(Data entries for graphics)
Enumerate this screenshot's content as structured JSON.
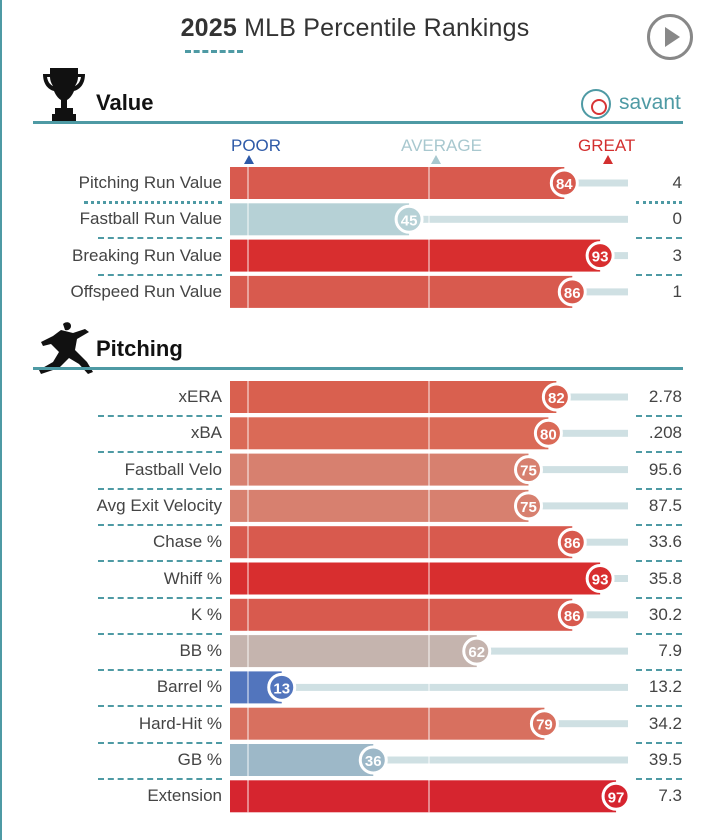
{
  "header": {
    "title_year": "2025",
    "title_rest": "MLB Percentile Rankings"
  },
  "icons": {
    "play": "play-icon",
    "trophy": "trophy-icon",
    "pitcher": "pitcher-silhouette-icon",
    "savant_logo": "baseball-icon"
  },
  "savant": {
    "label": "savant"
  },
  "legend": {
    "poor": "POOR",
    "average": "AVERAGE",
    "great": "GREAT",
    "poor_color": "#2e5aa8",
    "average_color": "#a8c8cf",
    "great_color": "#d32f2f"
  },
  "chart_data": [
    {
      "type": "bar",
      "title": "Value",
      "xlim": [
        0,
        100
      ],
      "reference_lines": [
        0,
        50,
        100
      ],
      "categories": [
        "Pitching Run Value",
        "Fastball Run Value",
        "Breaking Run Value",
        "Offspeed Run Value"
      ],
      "percentiles": [
        84,
        45,
        93,
        86
      ],
      "values": [
        "4",
        "0",
        "3",
        "1"
      ],
      "colors": [
        "#d85a4e",
        "#b6d1d6",
        "#d82e2f",
        "#d85a4e"
      ]
    },
    {
      "type": "bar",
      "title": "Pitching",
      "xlim": [
        0,
        100
      ],
      "reference_lines": [
        0,
        50,
        100
      ],
      "categories": [
        "xERA",
        "xBA",
        "Fastball Velo",
        "Avg Exit Velocity",
        "Chase %",
        "Whiff %",
        "K %",
        "BB %",
        "Barrel %",
        "Hard-Hit %",
        "GB %",
        "Extension"
      ],
      "percentiles": [
        82,
        80,
        75,
        75,
        86,
        93,
        86,
        62,
        13,
        79,
        36,
        97
      ],
      "values": [
        "2.78",
        ".208",
        "95.6",
        "87.5",
        "33.6",
        "35.8",
        "30.2",
        "7.9",
        "13.2",
        "34.2",
        "39.5",
        "7.3"
      ],
      "colors": [
        "#d9604f",
        "#da6a57",
        "#d7806f",
        "#d7806f",
        "#d85a4e",
        "#d82e2f",
        "#d85a4e",
        "#c5b4ae",
        "#5275bd",
        "#d8705f",
        "#9db8c8",
        "#d6252f"
      ]
    }
  ]
}
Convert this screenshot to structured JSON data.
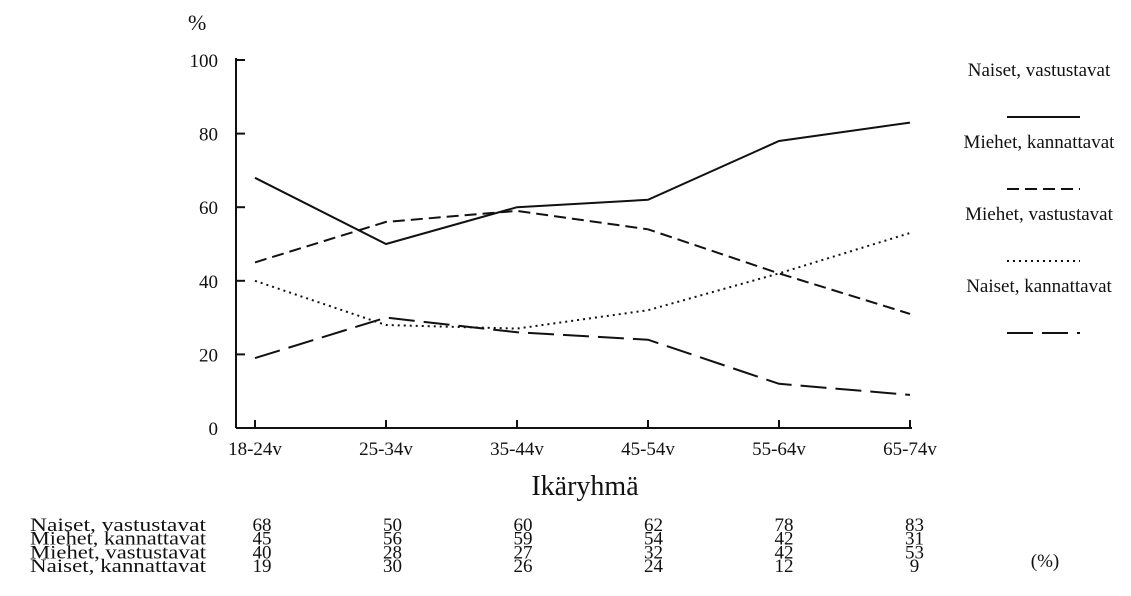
{
  "chart_data": {
    "type": "line",
    "title": "",
    "ylabel": "%",
    "xlabel": "Ikäryhmä",
    "categories": [
      "18-24v",
      "25-34v",
      "35-44v",
      "45-54v",
      "55-64v",
      "65-74v"
    ],
    "ylim": [
      0,
      100
    ],
    "yticks": [
      0,
      20,
      40,
      60,
      80,
      100
    ],
    "grid": false,
    "legend_position": "right",
    "series": [
      {
        "name": "Naiset, vastustavat",
        "style": "solid",
        "values": [
          68,
          50,
          60,
          62,
          78,
          83
        ]
      },
      {
        "name": "Miehet, kannattavat",
        "style": "dashed",
        "values": [
          45,
          56,
          59,
          54,
          42,
          31
        ]
      },
      {
        "name": "Miehet, vastustavat",
        "style": "dotted",
        "values": [
          40,
          28,
          27,
          32,
          42,
          53
        ]
      },
      {
        "name": "Naiset, kannattavat",
        "style": "long-dash",
        "values": [
          19,
          30,
          26,
          24,
          12,
          9
        ]
      }
    ],
    "table_unit": "(%)",
    "line_color": "#111111"
  }
}
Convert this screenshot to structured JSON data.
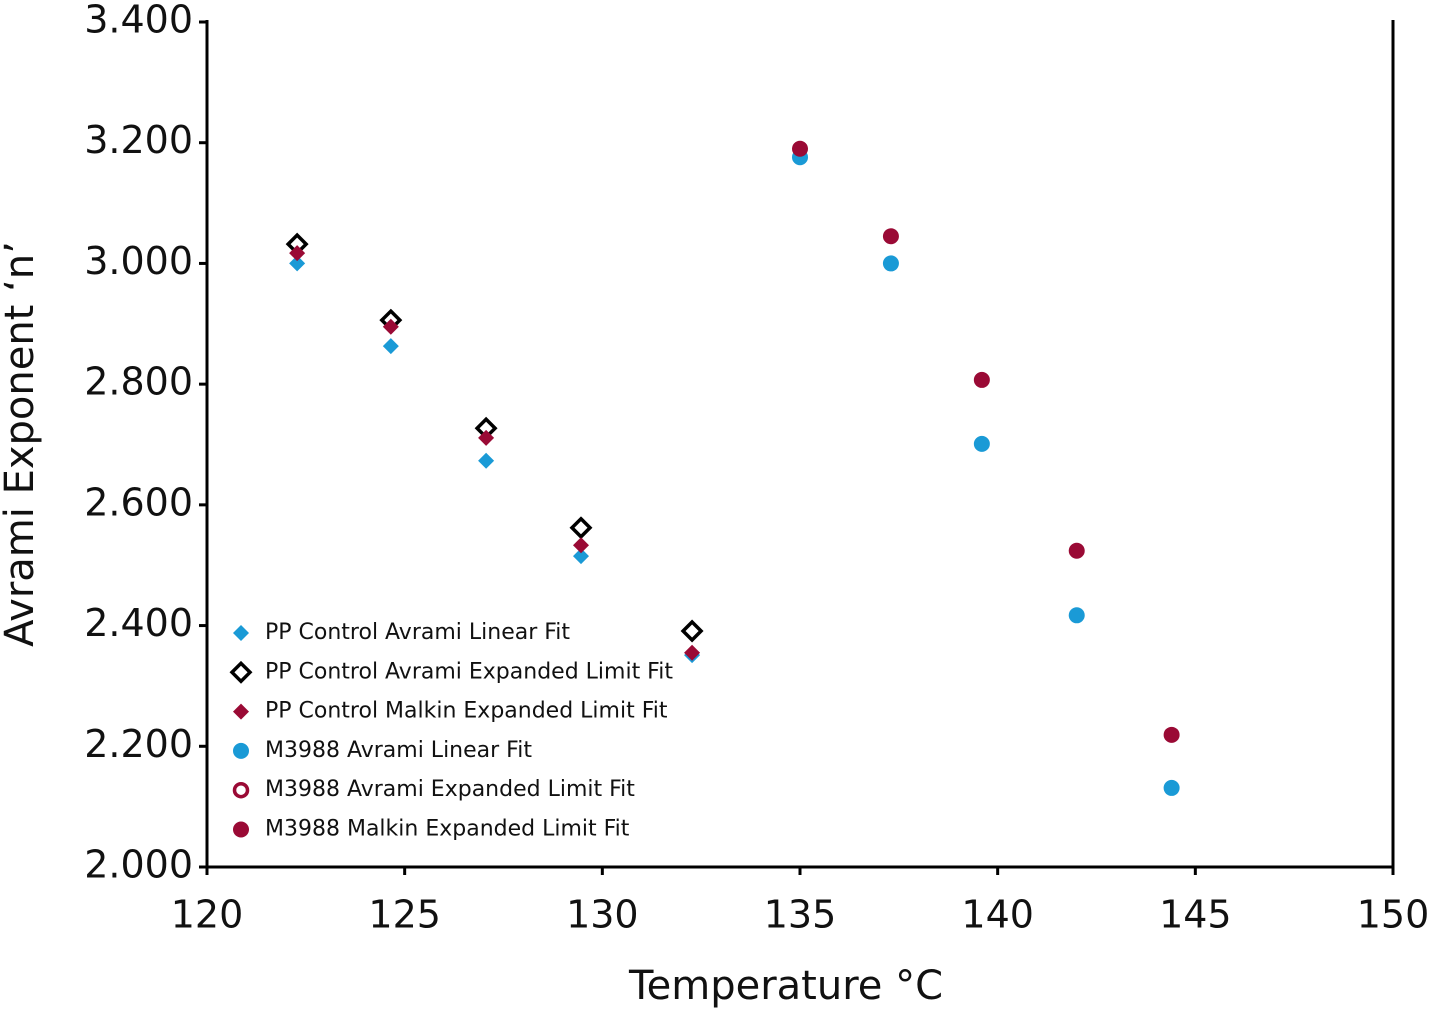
{
  "chart_data": {
    "type": "scatter",
    "x_label": "Temperature °C",
    "y_label": "Avrami Exponent ‘n’",
    "xlim": [
      120,
      150
    ],
    "xticks": [
      120,
      125,
      130,
      135,
      140,
      145,
      150
    ],
    "ylim": [
      2.0,
      3.4
    ],
    "yticks": [
      {
        "value": 2.0,
        "label": "2.000"
      },
      {
        "value": 2.2,
        "label": "2.200"
      },
      {
        "value": 2.4,
        "label": "2.400"
      },
      {
        "value": 2.6,
        "label": "2.600"
      },
      {
        "value": 2.8,
        "label": "2.800"
      },
      {
        "value": 3.0,
        "label": "3.000"
      },
      {
        "value": 3.2,
        "label": "3.200"
      },
      {
        "value": 3.4,
        "label": "3.400"
      }
    ],
    "grid": false,
    "legend": "lower left",
    "series": [
      {
        "name": "PP Control Avrami Linear Fit",
        "color": "#1a9ad6",
        "marker": "diamond",
        "filled": true,
        "x": [
          122.28,
          124.65,
          127.06,
          129.46,
          132.27
        ],
        "values": [
          3.0,
          2.863,
          2.673,
          2.515,
          2.351
        ]
      },
      {
        "name": "PP Control Avrami Expanded Limit Fit",
        "color": "#000000",
        "marker": "diamond",
        "filled": false,
        "x": [
          122.28,
          124.65,
          127.06,
          129.46,
          132.27
        ],
        "values": [
          3.032,
          2.906,
          2.727,
          2.562,
          2.391
        ]
      },
      {
        "name": "PP Control Malkin Expanded Limit Fit",
        "color": "#9a0a35",
        "marker": "diamond",
        "filled": true,
        "x": [
          122.28,
          124.65,
          127.06,
          129.46,
          132.27
        ],
        "values": [
          3.017,
          2.895,
          2.711,
          2.533,
          2.355
        ]
      },
      {
        "name": "M3988 Avrami Linear Fit",
        "color": "#1a9ad6",
        "marker": "circle",
        "filled": true,
        "x": [
          135.0,
          137.3,
          139.6,
          142.0,
          144.4
        ],
        "values": [
          3.176,
          3.0,
          2.701,
          2.417,
          2.131
        ]
      },
      {
        "name": "M3988 Avrami Expanded Limit Fit",
        "color": "#9a0a35",
        "marker": "circle",
        "filled": false,
        "x": [],
        "values": []
      },
      {
        "name": "M3988 Malkin Expanded Limit Fit",
        "color": "#9a0a35",
        "marker": "circle",
        "filled": true,
        "x": [
          135.0,
          137.3,
          139.6,
          142.0,
          144.4
        ],
        "values": [
          3.19,
          3.045,
          2.807,
          2.524,
          2.219
        ]
      }
    ]
  }
}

■ INSTRUCTIONS TO FOLLOW
Report the number of lines holding the string "Expanded", without any other words.

■ SOLVED PROBLEM
4